_Exercise description_: Copy every line in the records below that contains the word "announces".
_ _ _ _ _ _ _
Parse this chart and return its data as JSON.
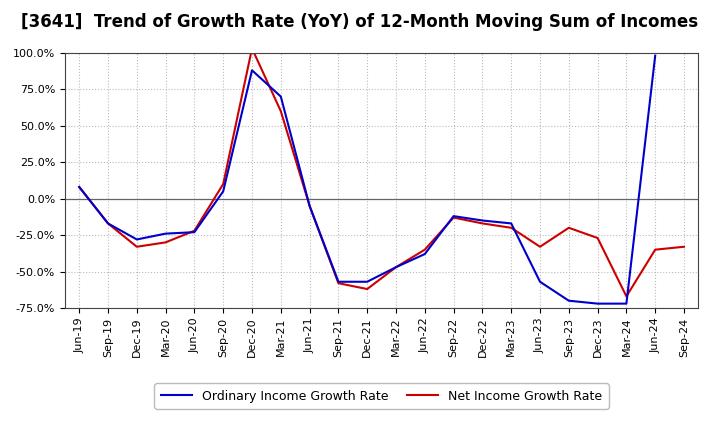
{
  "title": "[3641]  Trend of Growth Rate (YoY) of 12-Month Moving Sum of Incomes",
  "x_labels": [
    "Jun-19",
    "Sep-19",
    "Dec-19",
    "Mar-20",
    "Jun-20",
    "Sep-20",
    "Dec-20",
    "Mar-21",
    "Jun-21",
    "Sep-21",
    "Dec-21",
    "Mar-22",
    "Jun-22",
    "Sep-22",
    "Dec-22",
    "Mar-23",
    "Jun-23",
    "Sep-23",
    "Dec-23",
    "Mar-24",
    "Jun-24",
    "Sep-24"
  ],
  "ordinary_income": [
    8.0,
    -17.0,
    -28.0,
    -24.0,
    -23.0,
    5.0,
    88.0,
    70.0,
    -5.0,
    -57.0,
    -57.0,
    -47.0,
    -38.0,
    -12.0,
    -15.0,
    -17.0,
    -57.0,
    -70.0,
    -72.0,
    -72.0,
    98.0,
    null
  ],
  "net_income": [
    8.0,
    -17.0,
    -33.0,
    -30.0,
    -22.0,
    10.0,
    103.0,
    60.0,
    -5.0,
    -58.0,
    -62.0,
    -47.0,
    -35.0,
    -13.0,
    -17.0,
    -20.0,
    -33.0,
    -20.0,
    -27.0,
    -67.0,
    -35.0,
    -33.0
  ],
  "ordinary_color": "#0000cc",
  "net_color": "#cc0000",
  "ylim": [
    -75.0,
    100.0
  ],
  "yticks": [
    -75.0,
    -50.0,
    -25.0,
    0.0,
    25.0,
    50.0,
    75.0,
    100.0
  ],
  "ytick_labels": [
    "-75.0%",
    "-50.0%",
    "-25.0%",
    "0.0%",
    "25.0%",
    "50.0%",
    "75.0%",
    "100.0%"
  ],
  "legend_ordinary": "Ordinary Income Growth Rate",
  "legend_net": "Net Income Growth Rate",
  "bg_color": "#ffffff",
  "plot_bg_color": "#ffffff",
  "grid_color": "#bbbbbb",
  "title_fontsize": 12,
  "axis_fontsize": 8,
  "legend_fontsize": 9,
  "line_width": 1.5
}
_ _ _ _ _ _ _
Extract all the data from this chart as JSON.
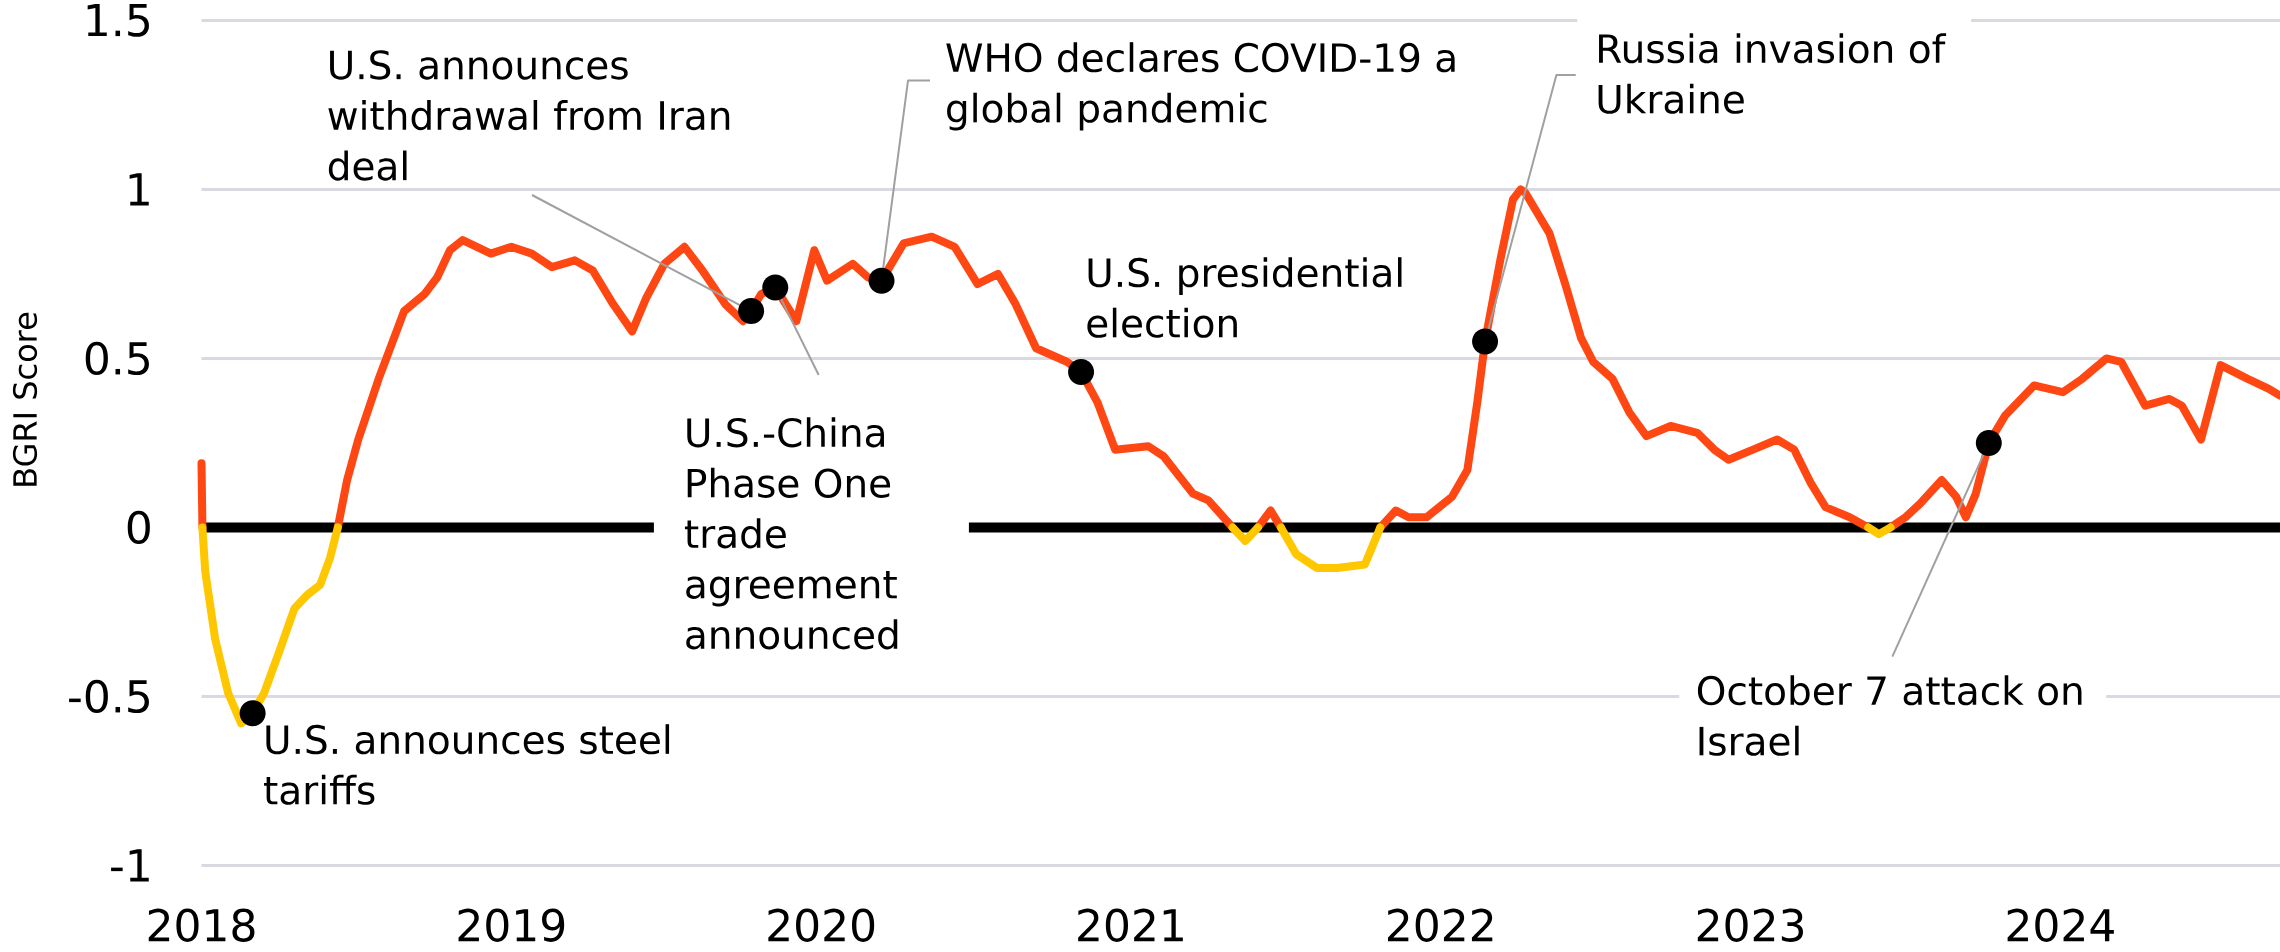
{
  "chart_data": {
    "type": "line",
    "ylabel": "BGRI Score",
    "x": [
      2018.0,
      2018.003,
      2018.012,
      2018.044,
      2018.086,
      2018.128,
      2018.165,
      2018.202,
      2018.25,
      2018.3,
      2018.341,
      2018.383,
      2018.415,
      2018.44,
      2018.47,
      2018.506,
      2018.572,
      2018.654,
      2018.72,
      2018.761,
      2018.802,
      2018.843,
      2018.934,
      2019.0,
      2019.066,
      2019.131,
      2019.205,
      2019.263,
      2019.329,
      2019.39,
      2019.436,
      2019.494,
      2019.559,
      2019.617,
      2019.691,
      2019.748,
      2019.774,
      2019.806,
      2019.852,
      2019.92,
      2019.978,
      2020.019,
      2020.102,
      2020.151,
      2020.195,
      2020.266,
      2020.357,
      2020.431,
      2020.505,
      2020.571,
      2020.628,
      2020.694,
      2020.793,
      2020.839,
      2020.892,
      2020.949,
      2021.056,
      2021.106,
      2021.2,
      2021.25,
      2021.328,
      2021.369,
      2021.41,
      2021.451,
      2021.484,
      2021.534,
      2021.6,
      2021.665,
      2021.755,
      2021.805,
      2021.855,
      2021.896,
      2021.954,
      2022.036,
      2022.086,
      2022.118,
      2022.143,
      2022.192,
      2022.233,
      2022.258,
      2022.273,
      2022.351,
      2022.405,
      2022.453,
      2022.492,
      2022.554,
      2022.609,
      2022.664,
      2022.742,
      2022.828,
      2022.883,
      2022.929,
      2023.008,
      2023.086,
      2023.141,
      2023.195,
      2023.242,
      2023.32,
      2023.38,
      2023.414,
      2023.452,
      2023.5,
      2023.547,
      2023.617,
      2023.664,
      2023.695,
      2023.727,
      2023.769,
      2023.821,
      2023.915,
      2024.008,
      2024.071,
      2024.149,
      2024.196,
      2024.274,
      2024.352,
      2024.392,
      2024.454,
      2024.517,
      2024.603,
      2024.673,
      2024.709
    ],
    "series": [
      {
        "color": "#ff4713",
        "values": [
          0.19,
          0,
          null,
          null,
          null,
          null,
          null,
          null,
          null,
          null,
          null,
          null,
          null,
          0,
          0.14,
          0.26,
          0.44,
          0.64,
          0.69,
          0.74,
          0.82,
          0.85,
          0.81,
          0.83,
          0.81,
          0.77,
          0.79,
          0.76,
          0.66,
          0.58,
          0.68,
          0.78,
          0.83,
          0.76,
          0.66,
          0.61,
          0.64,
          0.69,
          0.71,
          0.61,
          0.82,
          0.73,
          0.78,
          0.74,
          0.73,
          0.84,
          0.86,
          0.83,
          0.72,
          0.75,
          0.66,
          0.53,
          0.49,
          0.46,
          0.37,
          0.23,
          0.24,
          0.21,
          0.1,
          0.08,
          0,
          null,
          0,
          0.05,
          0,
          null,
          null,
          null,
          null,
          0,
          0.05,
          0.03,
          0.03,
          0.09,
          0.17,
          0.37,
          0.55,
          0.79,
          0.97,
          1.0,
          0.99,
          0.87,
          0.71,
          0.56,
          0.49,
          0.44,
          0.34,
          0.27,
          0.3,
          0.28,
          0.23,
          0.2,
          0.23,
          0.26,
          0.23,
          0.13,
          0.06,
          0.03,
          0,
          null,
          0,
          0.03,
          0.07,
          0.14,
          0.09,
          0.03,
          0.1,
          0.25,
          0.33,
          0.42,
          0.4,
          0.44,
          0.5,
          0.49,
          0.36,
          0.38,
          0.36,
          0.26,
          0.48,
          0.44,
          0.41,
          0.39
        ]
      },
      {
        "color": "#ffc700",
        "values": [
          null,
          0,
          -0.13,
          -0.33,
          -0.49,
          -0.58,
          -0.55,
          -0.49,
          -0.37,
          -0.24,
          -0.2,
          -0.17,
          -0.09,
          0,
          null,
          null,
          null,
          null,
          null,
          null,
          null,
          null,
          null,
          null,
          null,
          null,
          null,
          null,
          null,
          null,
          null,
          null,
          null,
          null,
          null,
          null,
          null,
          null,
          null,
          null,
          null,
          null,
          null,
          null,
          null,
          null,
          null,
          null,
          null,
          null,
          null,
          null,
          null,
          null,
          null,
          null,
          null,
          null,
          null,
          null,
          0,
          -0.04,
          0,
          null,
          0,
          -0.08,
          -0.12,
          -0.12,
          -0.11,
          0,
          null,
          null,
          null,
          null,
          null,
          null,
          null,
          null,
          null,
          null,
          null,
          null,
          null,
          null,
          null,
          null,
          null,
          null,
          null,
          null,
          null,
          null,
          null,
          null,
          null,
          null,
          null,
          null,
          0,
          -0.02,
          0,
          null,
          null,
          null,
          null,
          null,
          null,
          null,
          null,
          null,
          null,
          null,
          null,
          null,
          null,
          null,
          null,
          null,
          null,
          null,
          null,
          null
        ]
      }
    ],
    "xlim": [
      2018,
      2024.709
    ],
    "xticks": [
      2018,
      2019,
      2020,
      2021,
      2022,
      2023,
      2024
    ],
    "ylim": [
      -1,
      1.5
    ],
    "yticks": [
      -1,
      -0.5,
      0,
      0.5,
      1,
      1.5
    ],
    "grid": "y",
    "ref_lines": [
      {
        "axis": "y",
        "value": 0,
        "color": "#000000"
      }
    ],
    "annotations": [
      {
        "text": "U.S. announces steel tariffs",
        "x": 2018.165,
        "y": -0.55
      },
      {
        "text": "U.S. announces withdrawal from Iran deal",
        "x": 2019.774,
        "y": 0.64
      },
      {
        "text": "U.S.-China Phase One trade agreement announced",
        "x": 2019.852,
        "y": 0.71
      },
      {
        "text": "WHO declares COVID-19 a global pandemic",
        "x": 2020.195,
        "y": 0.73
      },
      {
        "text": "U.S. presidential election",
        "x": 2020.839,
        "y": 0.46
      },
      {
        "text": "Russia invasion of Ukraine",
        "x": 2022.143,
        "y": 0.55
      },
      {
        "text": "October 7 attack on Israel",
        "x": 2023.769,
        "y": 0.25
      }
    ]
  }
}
_ _ _ _ _ _ _
_Answer below_:
        "text": "U.S. announces steel tariffs",
        "text": "U.S. announces withdrawal from Iran deal",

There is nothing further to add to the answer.